-- START OF Text --

Your Comprehensive LMS RFP Template
Vetting vendors is all the more easier with this template and step-by-step guide on how to use it.
There’s a world of difference between not doing an LMS RFP, doing an RFP, and doing an RFP well.
A good request for proposal (RFP) is the difference between fielding dozens of unsuitable LMS suppliers and finding the perfect match for your needs, thereby boosting employee engagement, streamlining your internal processes and increasing your revenue in the process.
We’ve seen hundreds of RFPs in our time, so we’re uniquely qualified to offer an optimized (and unbranded) LMS RFP Template. Download it, and then continue reading to learn how to seamlessly move through the request for proposal process.
The only LMS RFP template you’ll ever need
As an LMS supplier, there are certain things we need to know, some things we want to know, and many things that just aren’t relevant during the qualifying stage. As the penultimate step of your LMS buying process, it’s not the place for knowledge gaps or misunderstandings to crop up. A good RFP assumes the potential supplier knows nothing about you, asks a lot of questions about them, and benefits from the careful eye of one document editor.
We’ve seen good and bad RFPs, the crystal clear and the clear as mud, those that contradict themselves and the ones drowning in information overload—meaning we’re not just boasting when we say ours is the only LMS RFP Template you’re ever going to need. With the knowledge and experience of having completed (and won, if you’ll allow the humble brag) many RFPs, this template will invoke thoughtful and illuminating responses from potential suppliers.
Why a good RFP is game changing
Aside from needlessly complicating an otherwise straightforward process, a bad RFP dilutes brand value for suppliers, sparks administrative delays on your end, and saps money and time from both ends. When the impacts could extend to both you and your potential supplier, are these considerations you have given thought to?
Copying any old RFP template (or worse, blindly fashioning a structure yourself) means you often skip over why you need an RFP in the first place. Without a why, goal or objective, your questions have little meaning and the responses you get even have less, since you have no criteria against which to weigh them. Such an unclear RFP leads to differing supplier interpretations, which in turn gives you varying and potentially incompatible proposals.

-- END OF Text --
-- START OF Data --

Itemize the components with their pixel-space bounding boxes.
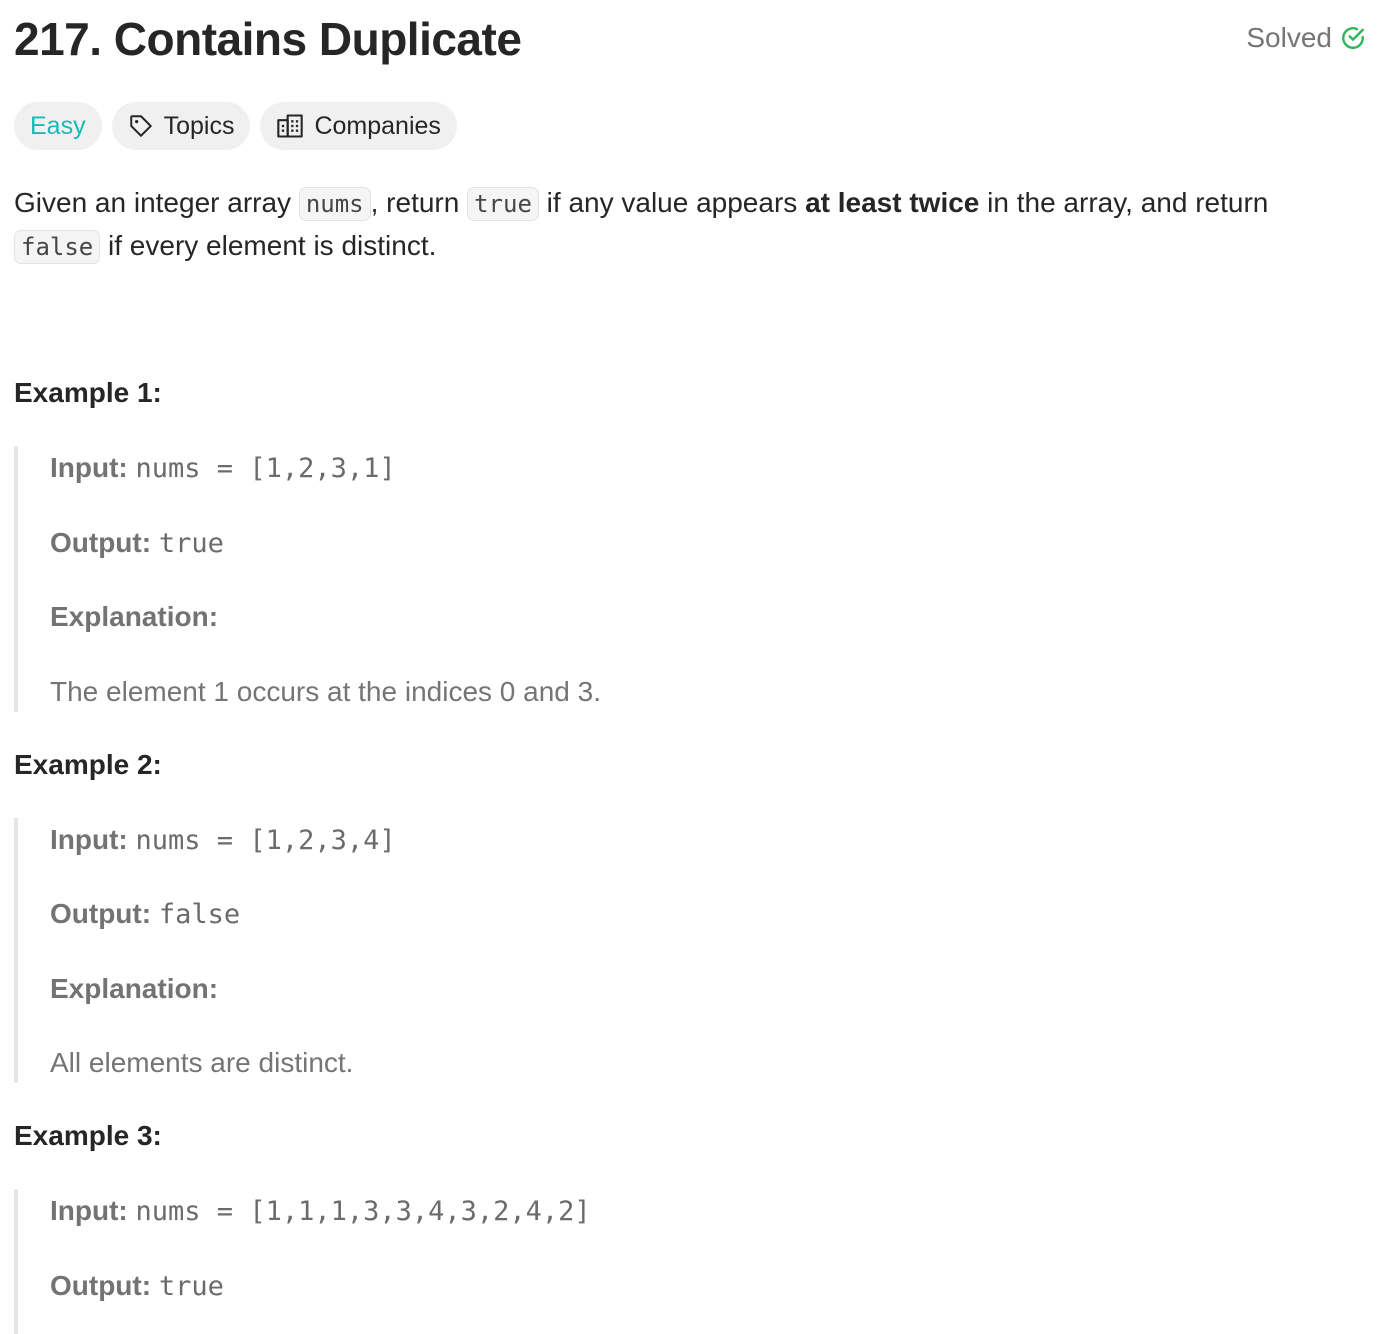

-- END OF Data --

Given problem —
Answer these questions on the LMS RFP text:
1. What does a good RFP assume the potential supplier knows about you?
2. Which step of the LMS buying process is the RFP called?
3. What does an unclear RFP lead to among suppliers?

Problem solution —
1. Nothing.
2. The penultimate step.
3. Differing supplier interpretations, which in turn give varying and potentially incompatible proposals.